### Information provided ###
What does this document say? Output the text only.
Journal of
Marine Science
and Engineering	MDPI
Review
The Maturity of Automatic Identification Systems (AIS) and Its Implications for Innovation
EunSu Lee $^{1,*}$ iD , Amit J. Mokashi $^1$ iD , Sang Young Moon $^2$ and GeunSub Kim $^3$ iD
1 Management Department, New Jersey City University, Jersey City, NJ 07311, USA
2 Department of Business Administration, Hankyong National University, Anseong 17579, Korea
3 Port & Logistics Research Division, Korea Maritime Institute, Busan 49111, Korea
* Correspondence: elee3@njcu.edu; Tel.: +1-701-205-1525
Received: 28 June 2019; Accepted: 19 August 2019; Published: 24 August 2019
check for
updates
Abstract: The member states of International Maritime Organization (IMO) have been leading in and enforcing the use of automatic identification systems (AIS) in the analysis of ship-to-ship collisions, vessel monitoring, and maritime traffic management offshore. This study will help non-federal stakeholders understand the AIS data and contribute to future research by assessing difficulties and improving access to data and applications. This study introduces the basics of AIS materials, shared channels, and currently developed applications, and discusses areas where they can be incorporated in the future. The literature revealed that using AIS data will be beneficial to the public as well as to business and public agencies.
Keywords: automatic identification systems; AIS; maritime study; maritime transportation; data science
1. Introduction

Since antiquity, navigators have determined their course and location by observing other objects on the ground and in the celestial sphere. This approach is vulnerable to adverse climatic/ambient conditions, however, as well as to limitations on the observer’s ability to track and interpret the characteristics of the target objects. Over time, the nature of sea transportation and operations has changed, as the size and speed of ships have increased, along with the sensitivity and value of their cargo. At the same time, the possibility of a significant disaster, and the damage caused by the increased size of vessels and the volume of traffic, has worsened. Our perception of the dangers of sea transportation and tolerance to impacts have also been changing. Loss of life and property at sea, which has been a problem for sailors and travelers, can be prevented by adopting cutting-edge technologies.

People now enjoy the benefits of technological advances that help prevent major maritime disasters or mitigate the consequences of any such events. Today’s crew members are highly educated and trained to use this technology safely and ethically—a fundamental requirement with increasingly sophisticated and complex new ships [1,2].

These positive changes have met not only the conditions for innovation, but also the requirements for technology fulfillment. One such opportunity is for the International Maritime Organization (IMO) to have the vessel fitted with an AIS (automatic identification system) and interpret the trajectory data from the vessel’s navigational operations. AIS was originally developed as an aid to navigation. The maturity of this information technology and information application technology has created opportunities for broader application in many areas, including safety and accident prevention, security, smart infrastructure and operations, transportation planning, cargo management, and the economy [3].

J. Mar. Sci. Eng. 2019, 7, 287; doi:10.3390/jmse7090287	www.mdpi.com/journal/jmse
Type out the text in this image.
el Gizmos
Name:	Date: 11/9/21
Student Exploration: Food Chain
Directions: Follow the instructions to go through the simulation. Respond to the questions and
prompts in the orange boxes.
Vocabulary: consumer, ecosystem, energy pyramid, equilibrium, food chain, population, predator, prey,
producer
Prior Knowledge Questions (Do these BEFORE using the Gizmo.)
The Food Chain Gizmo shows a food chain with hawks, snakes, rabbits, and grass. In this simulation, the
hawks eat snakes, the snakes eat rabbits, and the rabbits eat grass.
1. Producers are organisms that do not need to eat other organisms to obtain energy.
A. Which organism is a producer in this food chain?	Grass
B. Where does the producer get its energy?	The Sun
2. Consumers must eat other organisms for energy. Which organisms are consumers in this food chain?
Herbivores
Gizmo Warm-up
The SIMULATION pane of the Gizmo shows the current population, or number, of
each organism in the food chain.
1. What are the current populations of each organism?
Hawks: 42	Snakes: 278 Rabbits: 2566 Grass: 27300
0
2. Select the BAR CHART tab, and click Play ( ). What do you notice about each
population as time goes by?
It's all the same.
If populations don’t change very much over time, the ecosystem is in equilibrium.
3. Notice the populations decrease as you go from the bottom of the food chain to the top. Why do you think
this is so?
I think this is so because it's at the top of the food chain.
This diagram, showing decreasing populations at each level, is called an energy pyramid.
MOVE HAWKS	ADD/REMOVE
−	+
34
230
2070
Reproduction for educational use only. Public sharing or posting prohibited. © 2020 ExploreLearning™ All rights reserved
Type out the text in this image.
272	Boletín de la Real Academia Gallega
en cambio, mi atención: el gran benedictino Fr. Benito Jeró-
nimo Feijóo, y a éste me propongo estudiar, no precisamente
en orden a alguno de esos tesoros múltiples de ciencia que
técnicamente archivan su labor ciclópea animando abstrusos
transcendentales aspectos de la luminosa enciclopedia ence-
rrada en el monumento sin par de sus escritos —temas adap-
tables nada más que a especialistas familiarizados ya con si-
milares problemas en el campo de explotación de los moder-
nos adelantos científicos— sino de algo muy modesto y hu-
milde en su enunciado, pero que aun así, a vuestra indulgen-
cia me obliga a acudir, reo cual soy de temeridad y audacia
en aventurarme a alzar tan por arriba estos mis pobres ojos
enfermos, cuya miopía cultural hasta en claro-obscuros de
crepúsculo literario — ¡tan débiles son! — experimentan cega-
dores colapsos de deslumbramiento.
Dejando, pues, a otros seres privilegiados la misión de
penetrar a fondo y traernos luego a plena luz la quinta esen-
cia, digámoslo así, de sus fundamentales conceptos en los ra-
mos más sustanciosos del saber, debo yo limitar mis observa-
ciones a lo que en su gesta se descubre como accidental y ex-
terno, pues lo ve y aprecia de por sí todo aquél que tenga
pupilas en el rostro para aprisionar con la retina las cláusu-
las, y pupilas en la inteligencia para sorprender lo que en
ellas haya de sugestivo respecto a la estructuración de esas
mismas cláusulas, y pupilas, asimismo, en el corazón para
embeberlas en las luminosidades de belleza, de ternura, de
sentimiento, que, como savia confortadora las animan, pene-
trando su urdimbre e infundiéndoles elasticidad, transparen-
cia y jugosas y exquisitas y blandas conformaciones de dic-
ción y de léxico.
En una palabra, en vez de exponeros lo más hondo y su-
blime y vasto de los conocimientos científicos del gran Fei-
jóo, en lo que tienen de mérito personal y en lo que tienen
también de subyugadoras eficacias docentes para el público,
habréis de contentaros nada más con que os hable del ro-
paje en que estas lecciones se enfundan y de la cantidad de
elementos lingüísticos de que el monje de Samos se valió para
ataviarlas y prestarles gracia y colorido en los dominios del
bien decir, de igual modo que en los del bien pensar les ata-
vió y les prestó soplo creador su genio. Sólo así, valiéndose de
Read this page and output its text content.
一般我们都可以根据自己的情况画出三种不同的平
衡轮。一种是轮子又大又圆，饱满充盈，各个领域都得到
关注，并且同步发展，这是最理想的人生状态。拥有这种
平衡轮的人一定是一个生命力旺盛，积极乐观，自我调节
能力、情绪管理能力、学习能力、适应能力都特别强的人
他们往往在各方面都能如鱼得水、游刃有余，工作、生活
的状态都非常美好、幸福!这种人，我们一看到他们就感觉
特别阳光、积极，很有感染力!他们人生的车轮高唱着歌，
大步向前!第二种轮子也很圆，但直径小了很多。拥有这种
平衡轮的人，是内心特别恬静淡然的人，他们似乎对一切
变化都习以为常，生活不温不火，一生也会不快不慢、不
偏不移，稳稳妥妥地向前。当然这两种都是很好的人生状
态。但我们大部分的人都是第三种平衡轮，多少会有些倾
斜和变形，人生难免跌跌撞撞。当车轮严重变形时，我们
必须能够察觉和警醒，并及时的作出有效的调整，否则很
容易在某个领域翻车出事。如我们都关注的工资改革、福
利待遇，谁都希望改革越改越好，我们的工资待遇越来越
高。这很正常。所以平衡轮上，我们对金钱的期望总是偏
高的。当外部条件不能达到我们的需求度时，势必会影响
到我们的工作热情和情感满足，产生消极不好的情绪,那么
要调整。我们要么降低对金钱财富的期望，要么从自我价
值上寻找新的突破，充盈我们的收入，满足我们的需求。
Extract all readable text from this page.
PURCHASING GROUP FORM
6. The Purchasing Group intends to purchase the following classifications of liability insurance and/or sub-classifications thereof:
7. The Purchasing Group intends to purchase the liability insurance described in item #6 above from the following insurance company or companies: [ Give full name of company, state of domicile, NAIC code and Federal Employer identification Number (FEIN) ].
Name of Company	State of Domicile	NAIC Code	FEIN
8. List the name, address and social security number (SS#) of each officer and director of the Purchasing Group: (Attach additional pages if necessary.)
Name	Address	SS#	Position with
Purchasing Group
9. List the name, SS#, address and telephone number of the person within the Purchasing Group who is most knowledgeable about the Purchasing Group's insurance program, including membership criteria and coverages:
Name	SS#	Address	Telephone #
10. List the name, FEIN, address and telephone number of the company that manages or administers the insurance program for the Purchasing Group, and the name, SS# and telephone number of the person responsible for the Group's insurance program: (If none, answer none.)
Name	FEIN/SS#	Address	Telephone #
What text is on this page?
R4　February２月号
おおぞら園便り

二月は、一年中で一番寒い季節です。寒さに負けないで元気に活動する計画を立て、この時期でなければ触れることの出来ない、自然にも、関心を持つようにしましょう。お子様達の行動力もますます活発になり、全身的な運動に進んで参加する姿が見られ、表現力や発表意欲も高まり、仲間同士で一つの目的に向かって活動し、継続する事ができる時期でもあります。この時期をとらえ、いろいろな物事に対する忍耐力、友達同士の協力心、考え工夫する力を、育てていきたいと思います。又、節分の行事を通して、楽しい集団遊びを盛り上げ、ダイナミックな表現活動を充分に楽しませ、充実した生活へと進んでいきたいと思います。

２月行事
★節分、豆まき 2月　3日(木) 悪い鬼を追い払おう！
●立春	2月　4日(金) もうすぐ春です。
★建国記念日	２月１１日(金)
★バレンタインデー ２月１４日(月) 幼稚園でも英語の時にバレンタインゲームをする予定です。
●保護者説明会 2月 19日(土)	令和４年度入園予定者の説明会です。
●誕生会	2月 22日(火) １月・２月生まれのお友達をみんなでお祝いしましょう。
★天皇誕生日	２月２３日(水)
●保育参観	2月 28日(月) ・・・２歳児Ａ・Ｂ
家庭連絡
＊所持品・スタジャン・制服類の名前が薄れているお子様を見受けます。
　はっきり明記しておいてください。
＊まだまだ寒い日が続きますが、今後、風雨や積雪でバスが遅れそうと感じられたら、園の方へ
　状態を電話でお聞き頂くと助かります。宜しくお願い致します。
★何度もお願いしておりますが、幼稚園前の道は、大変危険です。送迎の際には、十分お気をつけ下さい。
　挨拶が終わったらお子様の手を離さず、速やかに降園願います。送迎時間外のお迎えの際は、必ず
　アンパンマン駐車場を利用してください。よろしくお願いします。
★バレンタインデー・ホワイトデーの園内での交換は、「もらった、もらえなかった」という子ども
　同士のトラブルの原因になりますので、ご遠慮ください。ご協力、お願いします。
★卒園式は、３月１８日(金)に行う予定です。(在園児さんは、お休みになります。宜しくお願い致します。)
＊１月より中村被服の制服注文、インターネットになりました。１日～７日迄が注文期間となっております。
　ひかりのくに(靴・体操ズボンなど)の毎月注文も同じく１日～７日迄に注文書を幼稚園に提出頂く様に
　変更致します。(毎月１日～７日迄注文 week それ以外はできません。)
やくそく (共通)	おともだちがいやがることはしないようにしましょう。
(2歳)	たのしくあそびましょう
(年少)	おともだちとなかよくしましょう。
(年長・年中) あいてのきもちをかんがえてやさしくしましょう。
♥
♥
###
_Description of the task:_ Search the data for "pues". Copy every matching line.

_Solution for this exercise:_
Dejando, pues, a otros seres privilegiados la misión de
terno, pues lo ve y aprecia de por sí todo aquél que tenga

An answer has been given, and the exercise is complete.